**Exercise instructions**. Write each line out exactly, leaving none out.

Dataset items:
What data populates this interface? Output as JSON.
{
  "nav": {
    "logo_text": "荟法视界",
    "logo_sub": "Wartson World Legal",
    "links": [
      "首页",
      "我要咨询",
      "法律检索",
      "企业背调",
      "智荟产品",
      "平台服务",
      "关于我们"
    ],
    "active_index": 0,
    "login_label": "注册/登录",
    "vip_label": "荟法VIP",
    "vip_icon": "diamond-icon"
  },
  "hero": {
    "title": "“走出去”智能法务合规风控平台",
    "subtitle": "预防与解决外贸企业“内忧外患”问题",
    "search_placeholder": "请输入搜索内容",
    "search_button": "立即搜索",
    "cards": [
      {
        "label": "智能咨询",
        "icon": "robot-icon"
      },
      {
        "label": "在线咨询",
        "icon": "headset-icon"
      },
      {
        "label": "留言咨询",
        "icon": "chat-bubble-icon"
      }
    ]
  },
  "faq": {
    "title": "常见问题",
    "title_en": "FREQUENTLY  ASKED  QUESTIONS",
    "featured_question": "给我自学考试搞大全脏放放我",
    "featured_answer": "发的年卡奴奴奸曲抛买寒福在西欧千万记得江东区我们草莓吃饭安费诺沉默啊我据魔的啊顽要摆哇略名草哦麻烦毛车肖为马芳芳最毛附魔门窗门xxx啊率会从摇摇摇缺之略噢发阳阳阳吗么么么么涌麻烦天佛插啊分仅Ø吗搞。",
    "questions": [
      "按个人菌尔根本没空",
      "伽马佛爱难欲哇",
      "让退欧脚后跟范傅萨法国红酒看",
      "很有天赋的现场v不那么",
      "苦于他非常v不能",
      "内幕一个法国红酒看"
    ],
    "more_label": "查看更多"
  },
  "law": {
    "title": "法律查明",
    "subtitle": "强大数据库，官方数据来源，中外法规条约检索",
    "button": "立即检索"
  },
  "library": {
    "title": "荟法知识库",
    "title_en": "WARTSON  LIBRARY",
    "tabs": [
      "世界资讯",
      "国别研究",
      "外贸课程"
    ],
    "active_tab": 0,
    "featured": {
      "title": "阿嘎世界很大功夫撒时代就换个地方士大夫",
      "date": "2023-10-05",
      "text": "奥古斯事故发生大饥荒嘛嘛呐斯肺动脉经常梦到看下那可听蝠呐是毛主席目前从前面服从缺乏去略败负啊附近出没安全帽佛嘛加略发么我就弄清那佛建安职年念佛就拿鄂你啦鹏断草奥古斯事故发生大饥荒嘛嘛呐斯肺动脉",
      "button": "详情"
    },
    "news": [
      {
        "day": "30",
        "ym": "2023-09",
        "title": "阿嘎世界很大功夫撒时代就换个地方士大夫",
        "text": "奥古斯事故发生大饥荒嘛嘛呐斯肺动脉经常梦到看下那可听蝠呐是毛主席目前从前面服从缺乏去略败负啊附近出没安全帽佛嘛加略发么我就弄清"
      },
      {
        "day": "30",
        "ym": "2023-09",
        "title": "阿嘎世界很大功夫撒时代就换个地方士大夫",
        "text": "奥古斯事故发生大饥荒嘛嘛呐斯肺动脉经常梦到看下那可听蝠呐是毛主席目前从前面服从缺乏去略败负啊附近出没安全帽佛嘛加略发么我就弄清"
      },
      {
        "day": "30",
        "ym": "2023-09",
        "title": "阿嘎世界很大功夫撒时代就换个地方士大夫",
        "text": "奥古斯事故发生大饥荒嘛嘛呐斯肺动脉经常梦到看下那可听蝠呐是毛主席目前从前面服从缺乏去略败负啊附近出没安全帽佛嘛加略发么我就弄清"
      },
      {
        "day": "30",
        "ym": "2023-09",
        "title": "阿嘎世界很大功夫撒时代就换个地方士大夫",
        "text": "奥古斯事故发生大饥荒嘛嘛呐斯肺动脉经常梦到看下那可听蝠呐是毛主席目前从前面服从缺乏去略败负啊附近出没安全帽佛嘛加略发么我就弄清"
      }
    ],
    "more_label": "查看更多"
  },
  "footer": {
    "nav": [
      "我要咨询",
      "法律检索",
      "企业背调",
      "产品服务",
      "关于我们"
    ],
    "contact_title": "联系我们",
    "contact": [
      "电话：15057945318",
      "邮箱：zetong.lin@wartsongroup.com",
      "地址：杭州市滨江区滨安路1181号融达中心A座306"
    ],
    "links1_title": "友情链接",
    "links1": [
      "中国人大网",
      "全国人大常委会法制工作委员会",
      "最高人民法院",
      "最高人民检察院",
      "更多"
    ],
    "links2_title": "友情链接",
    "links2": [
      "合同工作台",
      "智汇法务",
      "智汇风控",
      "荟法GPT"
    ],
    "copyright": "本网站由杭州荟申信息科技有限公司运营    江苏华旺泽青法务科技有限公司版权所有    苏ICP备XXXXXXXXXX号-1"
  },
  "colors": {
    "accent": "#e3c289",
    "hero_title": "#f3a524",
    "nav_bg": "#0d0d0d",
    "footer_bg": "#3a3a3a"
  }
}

**Problem solution**.
What data populates this interface? Output as JSON.
{
  "nav": {
    "logo_text": "荟法视界",
    "logo_sub": "Wartson World Legal",
    "links": [
      "首页",
      "我要咨询",
      "法律检索",
      "企业背调",
      "智荟产品",
      "平台服务",
      "关于我们"
    ],
    "active_index": 0,
    "login_label": "注册/登录",
    "vip_label": "荟法VIP",
    "vip_icon": "diamond-icon"
  },
  "hero": {
    "title": "“走出去”智能法务合规风控平台",
    "subtitle": "预防与解决外贸企业“内忧外患”问题",
    "search_placeholder": "请输入搜索内容",
    "search_button": "立即搜索",
    "cards": [
      {
        "label": "智能咨询",
        "icon": "robot-icon"
      },
      {
        "label": "在线咨询",
        "icon": "headset-icon"
      },
      {
        "label": "留言咨询",
        "icon": "chat-bubble-icon"
      }
    ]
  },
  "faq": {
    "title": "常见问题",
    "title_en": "FREQUENTLY  ASKED  QUESTIONS",
    "featured_question": "给我自学考试搞大全脏放放我",
    "featured_answer": "发的年卡奴奴奸曲抛买寒福在西欧千万记得江东区我们草莓吃饭安费诺沉默啊我据魔的啊顽要摆哇略名草哦麻烦毛车肖为马芳芳最毛附魔门窗门xxx啊率会从摇摇摇缺之略噢发阳阳阳吗么么么么涌麻烦天佛插啊分仅Ø吗搞。",
    "questions": [
      "按个人菌尔根本没空",
      "伽马佛爱难欲哇",
      "让退欧脚后跟范傅萨法国红酒看",
      "很有天赋的现场v不那么",
      "苦于他非常v不能",
      "内幕一个法国红酒看"
    ],
    "more_label": "查看更多"
  },
  "law": {
    "title": "法律查明",
    "subtitle": "强大数据库，官方数据来源，中外法规条约检索",
    "button": "立即检索"
  },
  "library": {
    "title": "荟法知识库",
    "title_en": "WARTSON  LIBRARY",
    "tabs": [
      "世界资讯",
      "国别研究",
      "外贸课程"
    ],
    "active_tab": 0,
    "featured": {
      "title": "阿嘎世界很大功夫撒时代就换个地方士大夫",
      "date": "2023-10-05",
      "text": "奥古斯事故发生大饥荒嘛嘛呐斯肺动脉经常梦到看下那可听蝠呐是毛主席目前从前面服从缺乏去略败负啊附近出没安全帽佛嘛加略发么我就弄清那佛建安职年念佛就拿鄂你啦鹏断草奥古斯事故发生大饥荒嘛嘛呐斯肺动脉",
      "button": "详情"
    },
    "news": [
      {
        "day": "30",
        "ym": "2023-09",
        "title": "阿嘎世界很大功夫撒时代就换个地方士大夫",
        "text": "奥古斯事故发生大饥荒嘛嘛呐斯肺动脉经常梦到看下那可听蝠呐是毛主席目前从前面服从缺乏去略败负啊附近出没安全帽佛嘛加略发么我就弄清"
      },
      {
        "day": "30",
        "ym": "2023-09",
        "title": "阿嘎世界很大功夫撒时代就换个地方士大夫",
        "text": "奥古斯事故发生大饥荒嘛嘛呐斯肺动脉经常梦到看下那可听蝠呐是毛主席目前从前面服从缺乏去略败负啊附近出没安全帽佛嘛加略发么我就弄清"
      },
      {
        "day": "30",
        "ym": "2023-09",
        "title": "阿嘎世界很大功夫撒时代就换个地方士大夫",
        "text": "奥古斯事故发生大饥荒嘛嘛呐斯肺动脉经常梦到看下那可听蝠呐是毛主席目前从前面服从缺乏去略败负啊附近出没安全帽佛嘛加略发么我就弄清"
      },
      {
        "day": "30",
        "ym": "2023-09",
        "title": "阿嘎世界很大功夫撒时代就换个地方士大夫",
        "text": "奥古斯事故发生大饥荒嘛嘛呐斯肺动脉经常梦到看下那可听蝠呐是毛主席目前从前面服从缺乏去略败负啊附近出没安全帽佛嘛加略发么我就弄清"
      }
    ],
    "more_label": "查看更多"
  },
  "footer": {
    "nav": [
      "我要咨询",
      "法律检索",
      "企业背调",
      "产品服务",
      "关于我们"
    ],
    "contact_title": "联系我们",
    "contact": [
      "电话：15057945318",
      "邮箱：zetong.lin@wartsongroup.com",
      "地址：杭州市滨江区滨安路1181号融达中心A座306"
    ],
    "links1_title": "友情链接",
    "links1": [
      "中国人大网",
      "全国人大常委会法制工作委员会",
      "最高人民法院",
      "最高人民检察院",
      "更多"
    ],
    "links2_title": "友情链接",
    "links2": [
      "合同工作台",
      "智汇法务",
      "智汇风控",
      "荟法GPT"
    ],
    "copyright": "本网站由杭州荟申信息科技有限公司运营    江苏华旺泽青法务科技有限公司版权所有    苏ICP备XXXXXXXXXX号-1"
  },
  "colors": {
    "accent": "#e3c289",
    "hero_title": "#f3a524",
    "nav_bg": "#0d0d0d",
    "footer_bg": "#3a3a3a"
  }
}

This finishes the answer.